-- SET TASK --
Determine how many lines contain the string "Zaventem", then reply with that figure only.
**** SOURCE MATERIAL ****
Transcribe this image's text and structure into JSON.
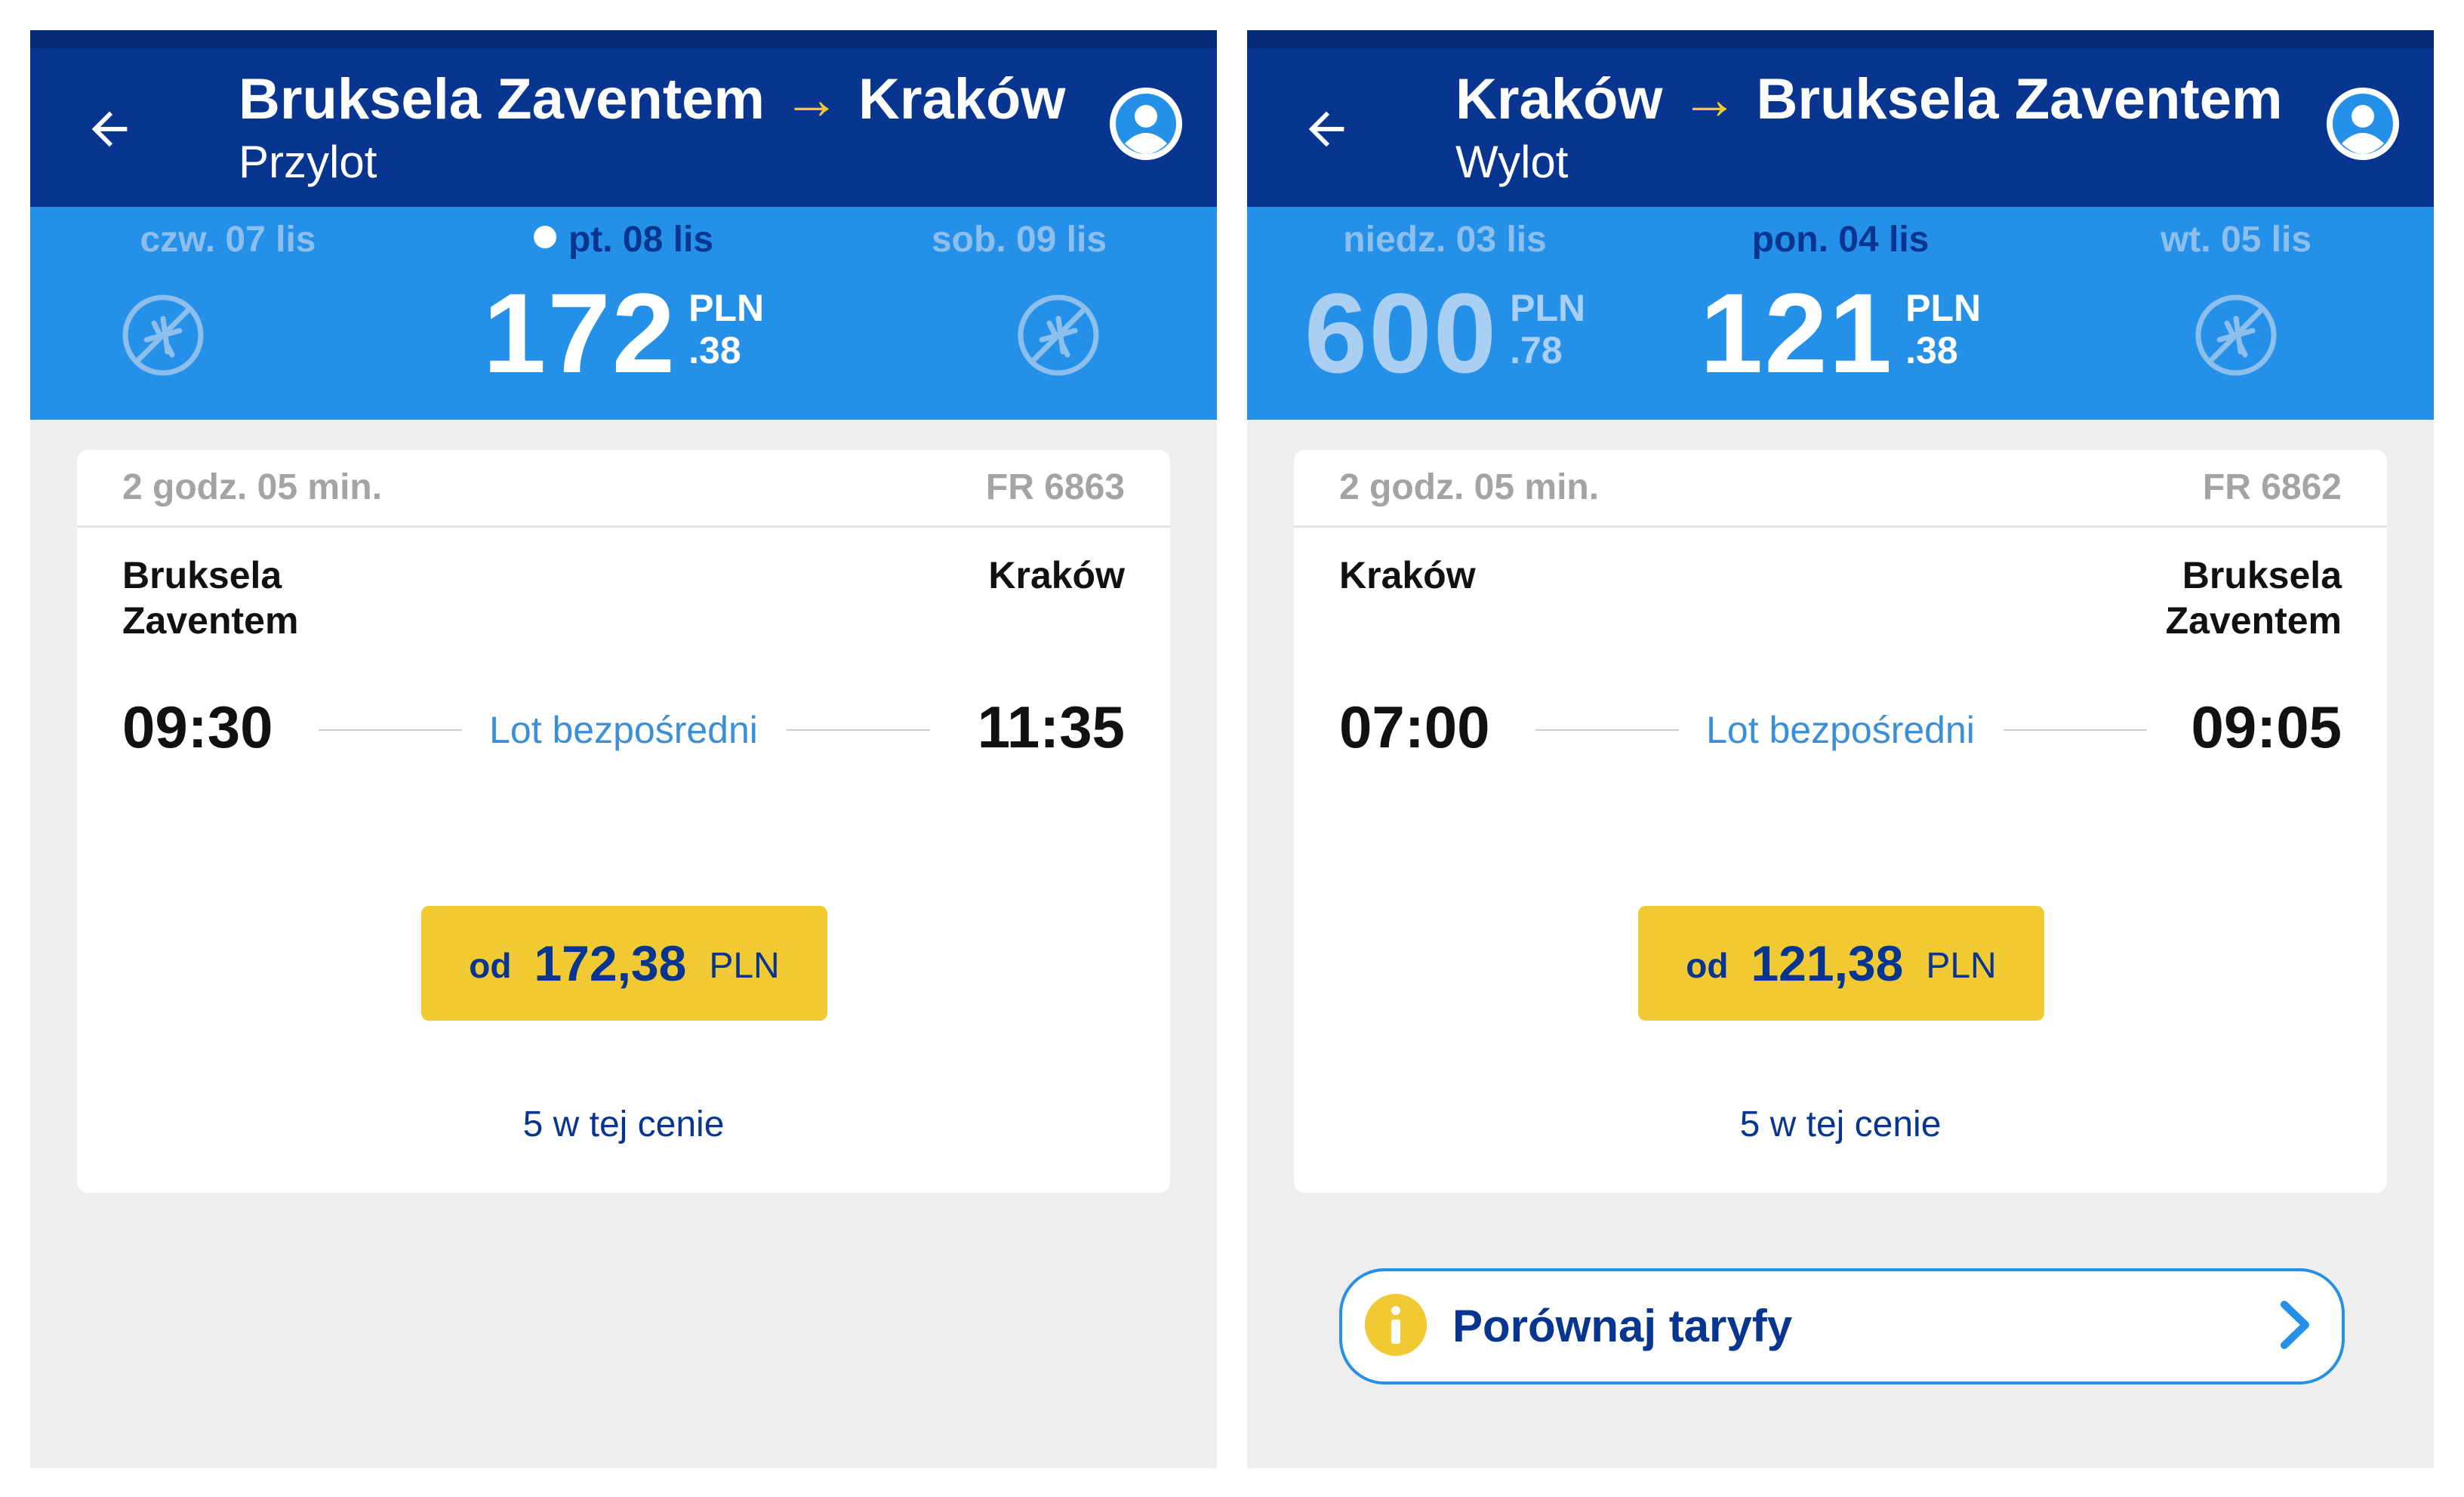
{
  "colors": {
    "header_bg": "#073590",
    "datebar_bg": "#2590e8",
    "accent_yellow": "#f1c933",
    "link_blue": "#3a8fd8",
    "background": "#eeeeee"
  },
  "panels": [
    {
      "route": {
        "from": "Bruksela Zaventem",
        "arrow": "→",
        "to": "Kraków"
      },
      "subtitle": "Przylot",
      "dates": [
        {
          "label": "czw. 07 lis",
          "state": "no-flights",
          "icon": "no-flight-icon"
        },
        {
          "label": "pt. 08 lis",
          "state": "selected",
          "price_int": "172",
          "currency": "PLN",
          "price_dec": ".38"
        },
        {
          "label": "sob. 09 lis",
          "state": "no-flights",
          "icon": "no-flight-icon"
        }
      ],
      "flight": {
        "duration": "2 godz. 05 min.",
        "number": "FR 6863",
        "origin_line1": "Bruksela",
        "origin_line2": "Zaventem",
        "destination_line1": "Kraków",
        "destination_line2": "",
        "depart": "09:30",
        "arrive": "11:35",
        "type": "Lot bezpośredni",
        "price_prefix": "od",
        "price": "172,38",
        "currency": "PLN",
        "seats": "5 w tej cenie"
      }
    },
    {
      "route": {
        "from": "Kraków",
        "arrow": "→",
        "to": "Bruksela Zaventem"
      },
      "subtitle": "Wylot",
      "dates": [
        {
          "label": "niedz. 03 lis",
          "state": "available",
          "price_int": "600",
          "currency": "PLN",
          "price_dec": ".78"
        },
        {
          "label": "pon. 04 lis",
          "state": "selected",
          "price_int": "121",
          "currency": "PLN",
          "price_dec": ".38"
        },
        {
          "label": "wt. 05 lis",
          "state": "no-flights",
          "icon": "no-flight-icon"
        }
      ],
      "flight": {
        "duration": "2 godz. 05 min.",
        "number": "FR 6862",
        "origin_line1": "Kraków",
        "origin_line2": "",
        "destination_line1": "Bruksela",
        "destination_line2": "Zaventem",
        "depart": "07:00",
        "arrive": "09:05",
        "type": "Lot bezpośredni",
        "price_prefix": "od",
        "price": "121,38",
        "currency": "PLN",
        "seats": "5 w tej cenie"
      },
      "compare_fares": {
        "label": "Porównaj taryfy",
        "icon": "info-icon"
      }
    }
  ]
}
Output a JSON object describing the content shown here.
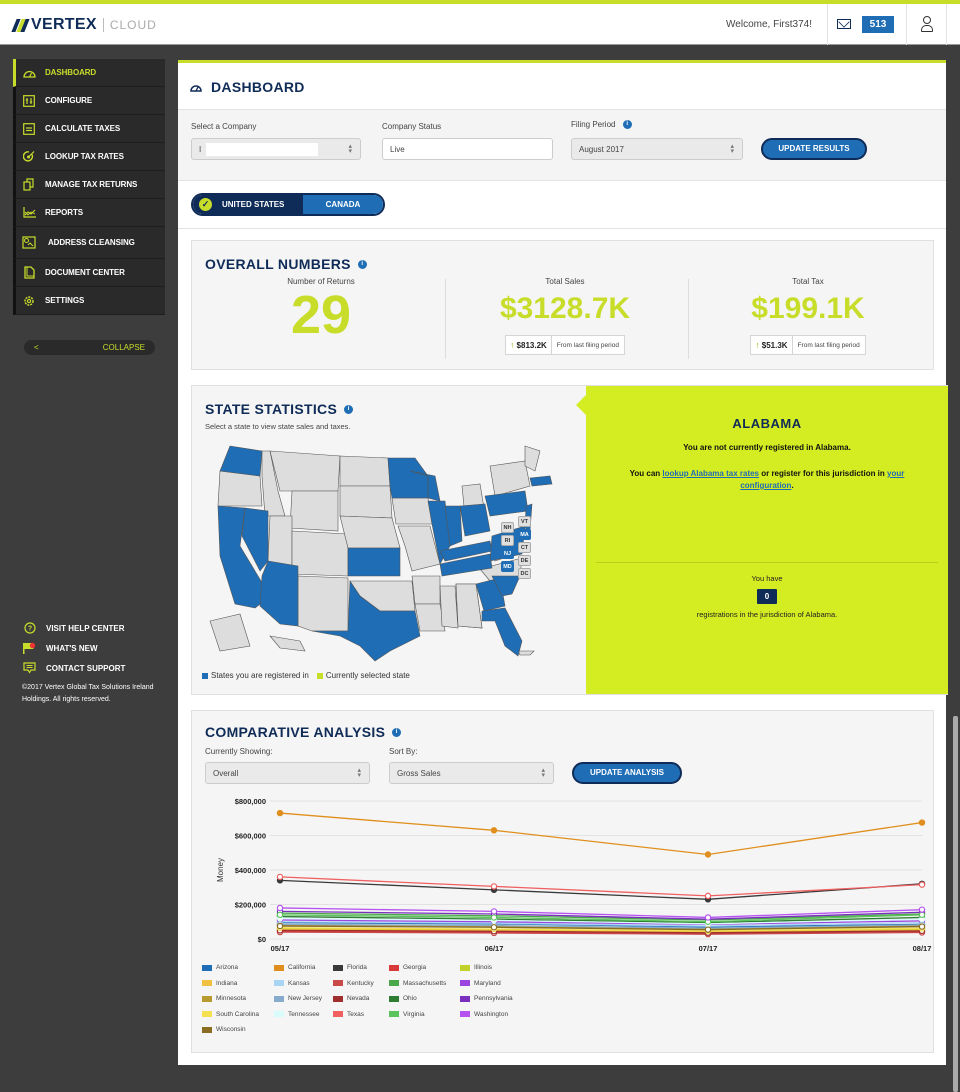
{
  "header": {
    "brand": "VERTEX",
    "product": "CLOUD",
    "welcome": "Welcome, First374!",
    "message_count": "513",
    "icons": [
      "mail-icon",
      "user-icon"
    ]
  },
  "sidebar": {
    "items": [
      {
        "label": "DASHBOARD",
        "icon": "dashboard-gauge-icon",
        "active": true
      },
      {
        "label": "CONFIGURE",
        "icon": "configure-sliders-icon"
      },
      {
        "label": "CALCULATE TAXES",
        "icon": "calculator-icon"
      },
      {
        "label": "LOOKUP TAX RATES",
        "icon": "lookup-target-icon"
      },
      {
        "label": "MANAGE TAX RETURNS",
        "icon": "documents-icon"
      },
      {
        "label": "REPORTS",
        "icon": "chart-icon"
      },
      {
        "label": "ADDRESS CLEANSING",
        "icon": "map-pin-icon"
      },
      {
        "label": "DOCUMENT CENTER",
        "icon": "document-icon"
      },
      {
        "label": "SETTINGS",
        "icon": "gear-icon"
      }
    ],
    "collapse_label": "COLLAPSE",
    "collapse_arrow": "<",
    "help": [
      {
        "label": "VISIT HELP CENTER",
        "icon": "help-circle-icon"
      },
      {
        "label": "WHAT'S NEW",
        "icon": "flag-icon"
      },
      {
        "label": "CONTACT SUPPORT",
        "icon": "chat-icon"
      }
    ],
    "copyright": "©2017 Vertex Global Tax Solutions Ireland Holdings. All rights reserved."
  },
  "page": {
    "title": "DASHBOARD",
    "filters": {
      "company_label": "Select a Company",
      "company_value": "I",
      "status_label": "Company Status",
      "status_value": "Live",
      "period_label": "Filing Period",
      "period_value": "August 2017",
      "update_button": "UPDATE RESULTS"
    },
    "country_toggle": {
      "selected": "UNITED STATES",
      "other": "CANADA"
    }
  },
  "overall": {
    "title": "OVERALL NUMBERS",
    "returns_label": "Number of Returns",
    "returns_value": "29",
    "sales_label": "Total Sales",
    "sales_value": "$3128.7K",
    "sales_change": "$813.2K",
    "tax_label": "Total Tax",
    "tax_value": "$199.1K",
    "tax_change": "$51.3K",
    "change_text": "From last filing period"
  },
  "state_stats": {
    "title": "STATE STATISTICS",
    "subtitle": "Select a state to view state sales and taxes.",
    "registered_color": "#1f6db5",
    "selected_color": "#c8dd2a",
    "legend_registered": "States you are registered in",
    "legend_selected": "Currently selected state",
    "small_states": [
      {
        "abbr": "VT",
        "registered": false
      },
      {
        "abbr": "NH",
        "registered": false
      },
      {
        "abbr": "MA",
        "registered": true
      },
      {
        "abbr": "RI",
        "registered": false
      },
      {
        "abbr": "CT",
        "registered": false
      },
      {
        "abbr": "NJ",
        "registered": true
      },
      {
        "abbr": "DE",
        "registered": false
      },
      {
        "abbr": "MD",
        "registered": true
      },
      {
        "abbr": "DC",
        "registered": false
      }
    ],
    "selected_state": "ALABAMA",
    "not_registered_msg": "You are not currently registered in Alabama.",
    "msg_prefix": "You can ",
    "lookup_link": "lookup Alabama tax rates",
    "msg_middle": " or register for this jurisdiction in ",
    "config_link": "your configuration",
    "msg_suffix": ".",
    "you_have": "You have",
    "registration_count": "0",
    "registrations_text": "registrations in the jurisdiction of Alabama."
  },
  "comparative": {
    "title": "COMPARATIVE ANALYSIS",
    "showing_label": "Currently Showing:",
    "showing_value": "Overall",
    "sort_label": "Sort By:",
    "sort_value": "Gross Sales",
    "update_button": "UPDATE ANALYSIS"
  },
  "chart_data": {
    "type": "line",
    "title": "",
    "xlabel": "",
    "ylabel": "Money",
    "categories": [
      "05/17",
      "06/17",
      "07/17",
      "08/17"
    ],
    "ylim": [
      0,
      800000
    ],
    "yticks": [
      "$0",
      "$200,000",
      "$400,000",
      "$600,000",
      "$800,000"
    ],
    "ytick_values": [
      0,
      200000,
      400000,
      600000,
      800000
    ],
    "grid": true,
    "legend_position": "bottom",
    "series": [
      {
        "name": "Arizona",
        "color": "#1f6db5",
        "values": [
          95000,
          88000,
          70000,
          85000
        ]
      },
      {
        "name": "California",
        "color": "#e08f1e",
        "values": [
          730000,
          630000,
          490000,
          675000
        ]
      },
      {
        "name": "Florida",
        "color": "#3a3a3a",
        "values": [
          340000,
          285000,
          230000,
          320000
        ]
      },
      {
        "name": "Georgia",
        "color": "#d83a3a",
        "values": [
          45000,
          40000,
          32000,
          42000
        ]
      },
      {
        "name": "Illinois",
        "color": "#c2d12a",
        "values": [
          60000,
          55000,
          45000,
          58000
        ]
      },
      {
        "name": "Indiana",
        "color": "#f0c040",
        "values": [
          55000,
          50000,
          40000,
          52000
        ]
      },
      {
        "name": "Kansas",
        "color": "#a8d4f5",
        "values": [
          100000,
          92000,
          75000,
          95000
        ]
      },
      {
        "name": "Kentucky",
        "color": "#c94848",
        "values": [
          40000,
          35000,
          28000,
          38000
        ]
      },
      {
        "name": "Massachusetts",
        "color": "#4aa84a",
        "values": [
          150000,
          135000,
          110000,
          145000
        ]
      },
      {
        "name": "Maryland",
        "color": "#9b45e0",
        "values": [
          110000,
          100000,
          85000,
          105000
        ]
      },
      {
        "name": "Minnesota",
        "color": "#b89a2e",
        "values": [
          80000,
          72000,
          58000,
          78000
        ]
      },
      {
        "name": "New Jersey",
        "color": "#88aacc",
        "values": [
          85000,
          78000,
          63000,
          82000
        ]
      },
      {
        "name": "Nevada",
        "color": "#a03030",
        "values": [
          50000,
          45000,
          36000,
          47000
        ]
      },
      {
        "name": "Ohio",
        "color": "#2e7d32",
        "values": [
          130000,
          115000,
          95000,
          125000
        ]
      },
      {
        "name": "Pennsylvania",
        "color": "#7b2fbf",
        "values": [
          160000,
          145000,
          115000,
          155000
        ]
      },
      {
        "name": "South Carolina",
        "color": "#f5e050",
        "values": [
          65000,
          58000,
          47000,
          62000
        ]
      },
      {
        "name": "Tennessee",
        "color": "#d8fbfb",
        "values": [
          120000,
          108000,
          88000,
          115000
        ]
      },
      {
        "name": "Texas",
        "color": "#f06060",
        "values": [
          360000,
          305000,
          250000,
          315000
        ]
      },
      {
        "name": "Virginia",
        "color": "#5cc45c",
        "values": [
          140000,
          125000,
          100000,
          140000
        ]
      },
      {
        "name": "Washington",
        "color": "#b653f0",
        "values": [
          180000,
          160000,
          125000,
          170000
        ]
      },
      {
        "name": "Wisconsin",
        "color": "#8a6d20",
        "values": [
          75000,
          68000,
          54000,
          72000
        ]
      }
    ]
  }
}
****
-- WRITTEN RESPONSE --
4